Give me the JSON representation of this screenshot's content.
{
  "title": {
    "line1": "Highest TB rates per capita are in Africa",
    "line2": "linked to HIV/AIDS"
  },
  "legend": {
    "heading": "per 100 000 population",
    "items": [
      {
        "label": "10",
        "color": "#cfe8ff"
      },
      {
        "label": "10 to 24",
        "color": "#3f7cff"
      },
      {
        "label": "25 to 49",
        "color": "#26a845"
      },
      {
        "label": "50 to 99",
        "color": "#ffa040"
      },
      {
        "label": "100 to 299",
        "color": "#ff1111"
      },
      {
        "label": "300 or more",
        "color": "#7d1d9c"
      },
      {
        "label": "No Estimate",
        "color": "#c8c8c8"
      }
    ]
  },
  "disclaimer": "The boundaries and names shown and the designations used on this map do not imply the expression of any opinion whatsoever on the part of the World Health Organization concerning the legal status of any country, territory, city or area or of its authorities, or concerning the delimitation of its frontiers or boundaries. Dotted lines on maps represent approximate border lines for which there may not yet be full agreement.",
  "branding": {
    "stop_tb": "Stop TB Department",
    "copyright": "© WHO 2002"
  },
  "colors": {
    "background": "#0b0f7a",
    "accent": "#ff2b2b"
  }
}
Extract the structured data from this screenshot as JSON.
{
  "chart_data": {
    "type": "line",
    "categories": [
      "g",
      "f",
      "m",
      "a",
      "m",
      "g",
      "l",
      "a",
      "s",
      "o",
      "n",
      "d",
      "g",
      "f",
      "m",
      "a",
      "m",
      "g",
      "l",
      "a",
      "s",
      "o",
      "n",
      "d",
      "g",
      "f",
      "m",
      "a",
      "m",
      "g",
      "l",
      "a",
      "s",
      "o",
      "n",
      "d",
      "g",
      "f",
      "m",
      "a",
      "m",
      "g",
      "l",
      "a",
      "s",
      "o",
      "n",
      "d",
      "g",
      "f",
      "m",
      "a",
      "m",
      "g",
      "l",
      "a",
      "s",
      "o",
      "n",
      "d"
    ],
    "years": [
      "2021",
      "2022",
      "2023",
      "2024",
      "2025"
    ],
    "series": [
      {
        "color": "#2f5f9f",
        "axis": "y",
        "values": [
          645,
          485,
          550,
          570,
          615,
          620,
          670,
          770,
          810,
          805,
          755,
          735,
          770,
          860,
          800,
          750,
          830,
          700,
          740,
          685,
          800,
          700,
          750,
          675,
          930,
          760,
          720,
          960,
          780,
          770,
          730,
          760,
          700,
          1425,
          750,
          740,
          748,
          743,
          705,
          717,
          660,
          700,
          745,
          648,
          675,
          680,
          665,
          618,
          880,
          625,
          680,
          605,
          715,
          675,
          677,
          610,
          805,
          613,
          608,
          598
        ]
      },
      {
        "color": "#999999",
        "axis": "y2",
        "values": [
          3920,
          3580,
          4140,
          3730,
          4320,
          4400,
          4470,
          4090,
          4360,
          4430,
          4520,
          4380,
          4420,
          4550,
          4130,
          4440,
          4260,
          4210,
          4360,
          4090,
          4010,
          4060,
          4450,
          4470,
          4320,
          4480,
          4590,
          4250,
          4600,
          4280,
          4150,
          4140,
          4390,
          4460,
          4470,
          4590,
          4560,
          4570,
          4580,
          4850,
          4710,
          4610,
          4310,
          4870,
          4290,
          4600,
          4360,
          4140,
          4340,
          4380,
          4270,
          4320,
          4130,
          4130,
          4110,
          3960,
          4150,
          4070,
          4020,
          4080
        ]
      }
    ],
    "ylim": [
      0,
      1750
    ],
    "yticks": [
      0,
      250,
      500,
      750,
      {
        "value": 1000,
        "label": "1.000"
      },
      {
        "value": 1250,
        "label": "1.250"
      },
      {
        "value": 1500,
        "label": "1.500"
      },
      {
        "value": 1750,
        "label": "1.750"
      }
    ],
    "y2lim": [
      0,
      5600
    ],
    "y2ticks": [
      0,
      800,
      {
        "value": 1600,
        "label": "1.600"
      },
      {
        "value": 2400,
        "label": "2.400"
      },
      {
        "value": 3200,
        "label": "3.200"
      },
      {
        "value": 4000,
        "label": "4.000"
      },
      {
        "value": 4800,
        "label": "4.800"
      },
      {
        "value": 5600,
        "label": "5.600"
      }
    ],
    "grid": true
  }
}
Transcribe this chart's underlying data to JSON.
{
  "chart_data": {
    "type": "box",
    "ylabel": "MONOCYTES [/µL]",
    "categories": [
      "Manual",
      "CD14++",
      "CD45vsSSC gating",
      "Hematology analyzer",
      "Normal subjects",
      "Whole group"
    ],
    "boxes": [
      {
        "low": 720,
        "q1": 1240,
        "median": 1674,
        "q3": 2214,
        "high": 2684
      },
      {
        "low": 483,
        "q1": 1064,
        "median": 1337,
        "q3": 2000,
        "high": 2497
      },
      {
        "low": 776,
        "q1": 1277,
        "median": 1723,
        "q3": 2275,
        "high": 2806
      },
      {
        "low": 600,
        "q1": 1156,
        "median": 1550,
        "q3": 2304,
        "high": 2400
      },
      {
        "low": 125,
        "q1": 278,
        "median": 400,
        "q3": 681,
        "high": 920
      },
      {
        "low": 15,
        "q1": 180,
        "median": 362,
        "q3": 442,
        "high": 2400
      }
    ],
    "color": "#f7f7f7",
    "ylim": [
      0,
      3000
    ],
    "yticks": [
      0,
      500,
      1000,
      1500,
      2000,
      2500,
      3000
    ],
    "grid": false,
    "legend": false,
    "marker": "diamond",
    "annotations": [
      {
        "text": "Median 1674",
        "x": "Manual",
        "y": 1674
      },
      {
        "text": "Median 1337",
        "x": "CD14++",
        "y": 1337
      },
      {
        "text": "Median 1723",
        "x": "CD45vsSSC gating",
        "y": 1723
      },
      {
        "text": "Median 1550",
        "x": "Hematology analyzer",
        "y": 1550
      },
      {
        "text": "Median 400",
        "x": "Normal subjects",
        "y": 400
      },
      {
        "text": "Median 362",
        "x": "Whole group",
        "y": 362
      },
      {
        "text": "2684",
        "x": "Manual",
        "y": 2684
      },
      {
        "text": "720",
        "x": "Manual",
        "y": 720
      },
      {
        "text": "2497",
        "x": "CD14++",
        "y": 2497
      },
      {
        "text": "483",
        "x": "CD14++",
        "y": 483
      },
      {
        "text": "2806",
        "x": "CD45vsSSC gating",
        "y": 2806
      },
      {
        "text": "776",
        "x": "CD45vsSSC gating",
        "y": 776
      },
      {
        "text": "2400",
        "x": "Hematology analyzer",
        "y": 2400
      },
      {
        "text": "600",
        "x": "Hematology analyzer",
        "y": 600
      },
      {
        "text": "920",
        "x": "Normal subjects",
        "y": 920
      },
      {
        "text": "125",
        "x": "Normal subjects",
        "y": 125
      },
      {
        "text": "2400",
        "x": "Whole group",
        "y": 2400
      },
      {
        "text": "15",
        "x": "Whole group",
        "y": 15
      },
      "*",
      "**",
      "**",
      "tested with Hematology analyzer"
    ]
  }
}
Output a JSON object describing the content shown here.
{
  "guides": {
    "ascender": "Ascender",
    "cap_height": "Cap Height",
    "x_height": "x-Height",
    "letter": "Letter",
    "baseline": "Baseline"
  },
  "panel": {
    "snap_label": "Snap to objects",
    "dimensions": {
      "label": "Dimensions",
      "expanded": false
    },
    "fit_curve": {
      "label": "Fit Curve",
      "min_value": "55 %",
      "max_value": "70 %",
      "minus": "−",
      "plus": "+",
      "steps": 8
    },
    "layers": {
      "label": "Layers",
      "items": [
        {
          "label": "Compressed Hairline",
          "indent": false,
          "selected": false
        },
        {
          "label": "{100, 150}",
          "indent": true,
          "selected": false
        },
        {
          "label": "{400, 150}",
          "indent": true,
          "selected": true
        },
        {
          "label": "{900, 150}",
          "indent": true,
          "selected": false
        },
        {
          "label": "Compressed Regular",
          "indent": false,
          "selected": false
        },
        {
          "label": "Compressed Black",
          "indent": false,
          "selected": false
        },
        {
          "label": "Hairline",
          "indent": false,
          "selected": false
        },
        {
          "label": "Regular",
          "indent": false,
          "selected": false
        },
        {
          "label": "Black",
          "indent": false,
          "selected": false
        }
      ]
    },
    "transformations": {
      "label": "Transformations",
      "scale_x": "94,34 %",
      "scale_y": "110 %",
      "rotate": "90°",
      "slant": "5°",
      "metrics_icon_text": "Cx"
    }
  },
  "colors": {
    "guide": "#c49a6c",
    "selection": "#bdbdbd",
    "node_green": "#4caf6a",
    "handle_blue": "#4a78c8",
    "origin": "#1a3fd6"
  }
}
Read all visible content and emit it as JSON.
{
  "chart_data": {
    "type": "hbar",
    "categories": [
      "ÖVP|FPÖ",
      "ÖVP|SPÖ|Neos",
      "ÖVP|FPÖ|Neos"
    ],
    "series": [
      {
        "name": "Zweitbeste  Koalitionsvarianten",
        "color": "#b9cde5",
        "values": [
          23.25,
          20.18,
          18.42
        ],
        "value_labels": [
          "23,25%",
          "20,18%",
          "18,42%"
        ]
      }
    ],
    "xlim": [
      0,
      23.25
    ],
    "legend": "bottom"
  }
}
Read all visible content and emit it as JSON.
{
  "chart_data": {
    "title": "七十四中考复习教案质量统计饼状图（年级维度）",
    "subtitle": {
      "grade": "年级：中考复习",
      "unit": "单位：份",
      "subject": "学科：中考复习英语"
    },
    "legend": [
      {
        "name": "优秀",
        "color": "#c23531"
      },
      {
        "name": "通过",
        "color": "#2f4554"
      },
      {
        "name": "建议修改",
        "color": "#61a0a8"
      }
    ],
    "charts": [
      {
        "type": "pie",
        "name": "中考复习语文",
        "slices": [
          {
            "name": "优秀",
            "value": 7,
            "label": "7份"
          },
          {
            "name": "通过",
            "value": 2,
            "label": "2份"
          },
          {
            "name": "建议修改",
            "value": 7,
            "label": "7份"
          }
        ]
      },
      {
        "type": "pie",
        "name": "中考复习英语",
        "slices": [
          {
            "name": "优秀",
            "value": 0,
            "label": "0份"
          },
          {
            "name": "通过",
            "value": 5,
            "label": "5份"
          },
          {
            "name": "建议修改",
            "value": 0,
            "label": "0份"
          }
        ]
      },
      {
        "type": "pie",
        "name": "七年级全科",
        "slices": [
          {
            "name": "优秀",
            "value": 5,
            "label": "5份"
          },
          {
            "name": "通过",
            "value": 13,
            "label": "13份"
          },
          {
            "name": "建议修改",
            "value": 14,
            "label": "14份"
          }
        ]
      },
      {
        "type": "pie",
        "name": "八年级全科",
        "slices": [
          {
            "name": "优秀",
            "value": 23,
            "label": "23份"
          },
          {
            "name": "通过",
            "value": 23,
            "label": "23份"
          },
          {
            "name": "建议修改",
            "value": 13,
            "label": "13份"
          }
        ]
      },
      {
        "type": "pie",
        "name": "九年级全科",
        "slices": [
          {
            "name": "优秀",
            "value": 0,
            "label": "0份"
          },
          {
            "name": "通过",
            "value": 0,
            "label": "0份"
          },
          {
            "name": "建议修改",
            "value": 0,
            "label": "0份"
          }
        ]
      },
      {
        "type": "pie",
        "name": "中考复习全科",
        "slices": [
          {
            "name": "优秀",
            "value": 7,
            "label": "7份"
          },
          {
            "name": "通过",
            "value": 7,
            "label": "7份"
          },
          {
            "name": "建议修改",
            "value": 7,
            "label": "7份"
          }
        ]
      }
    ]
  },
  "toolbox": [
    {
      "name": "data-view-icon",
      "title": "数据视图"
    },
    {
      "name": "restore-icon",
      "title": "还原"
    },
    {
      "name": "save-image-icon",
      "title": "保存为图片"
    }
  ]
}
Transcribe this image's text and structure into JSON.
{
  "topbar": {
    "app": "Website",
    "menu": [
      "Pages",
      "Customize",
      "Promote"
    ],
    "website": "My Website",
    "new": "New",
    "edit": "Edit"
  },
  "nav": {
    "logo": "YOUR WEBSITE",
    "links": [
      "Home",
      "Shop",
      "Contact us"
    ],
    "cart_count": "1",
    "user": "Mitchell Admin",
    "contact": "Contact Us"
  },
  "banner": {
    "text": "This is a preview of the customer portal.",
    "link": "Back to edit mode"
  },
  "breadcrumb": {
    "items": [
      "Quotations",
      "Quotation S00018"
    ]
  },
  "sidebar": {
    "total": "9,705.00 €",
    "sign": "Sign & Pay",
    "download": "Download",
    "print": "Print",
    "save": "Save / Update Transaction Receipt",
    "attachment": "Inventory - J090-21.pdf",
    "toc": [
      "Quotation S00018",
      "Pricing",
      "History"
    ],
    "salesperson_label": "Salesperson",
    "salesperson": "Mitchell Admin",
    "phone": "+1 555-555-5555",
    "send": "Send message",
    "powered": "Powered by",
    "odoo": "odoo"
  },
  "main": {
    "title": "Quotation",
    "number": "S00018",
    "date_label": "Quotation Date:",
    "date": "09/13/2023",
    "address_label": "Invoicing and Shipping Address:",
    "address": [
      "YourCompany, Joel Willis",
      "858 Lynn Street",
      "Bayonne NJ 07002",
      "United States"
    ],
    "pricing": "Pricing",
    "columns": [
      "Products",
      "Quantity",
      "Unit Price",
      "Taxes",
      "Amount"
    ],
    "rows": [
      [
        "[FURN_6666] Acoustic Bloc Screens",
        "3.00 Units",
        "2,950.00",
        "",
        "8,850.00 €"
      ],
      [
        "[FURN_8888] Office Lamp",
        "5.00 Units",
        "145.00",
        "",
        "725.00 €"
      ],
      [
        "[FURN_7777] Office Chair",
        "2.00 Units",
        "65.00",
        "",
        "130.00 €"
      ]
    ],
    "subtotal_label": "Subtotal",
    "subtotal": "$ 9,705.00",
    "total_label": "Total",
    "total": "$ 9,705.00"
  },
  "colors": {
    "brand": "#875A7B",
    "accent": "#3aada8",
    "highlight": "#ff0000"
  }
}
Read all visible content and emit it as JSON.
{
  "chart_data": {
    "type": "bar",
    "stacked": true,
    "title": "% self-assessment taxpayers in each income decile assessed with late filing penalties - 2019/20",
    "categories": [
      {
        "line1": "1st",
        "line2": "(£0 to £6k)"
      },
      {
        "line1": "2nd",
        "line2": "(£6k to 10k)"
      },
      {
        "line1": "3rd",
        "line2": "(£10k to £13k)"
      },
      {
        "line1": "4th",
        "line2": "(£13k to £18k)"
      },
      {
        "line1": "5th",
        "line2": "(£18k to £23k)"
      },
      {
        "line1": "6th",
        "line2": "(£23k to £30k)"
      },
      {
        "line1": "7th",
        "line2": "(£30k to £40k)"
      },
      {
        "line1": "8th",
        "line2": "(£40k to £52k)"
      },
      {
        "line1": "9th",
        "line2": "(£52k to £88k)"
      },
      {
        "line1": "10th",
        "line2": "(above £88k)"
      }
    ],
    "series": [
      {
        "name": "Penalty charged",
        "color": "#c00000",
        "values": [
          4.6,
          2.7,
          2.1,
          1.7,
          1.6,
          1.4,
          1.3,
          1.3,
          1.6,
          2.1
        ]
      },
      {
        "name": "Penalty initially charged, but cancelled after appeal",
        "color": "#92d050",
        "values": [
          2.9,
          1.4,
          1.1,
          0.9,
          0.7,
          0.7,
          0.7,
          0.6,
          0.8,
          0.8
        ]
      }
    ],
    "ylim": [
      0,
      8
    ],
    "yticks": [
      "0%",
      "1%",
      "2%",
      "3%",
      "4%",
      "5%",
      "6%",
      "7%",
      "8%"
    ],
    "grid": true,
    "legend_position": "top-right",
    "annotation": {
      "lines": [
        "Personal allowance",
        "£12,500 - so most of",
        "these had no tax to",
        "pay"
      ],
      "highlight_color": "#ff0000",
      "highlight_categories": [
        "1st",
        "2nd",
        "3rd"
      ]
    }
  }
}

++++++++++++++++++++

THE REQUEST >> Of the lines above, copy each that contains "with".

EXPECTED ANSWER >>
      "tested with Hematology analyzer"
    "title": "% self-assessment taxpayers in each income decile assessed with late filing penalties - 2019/20",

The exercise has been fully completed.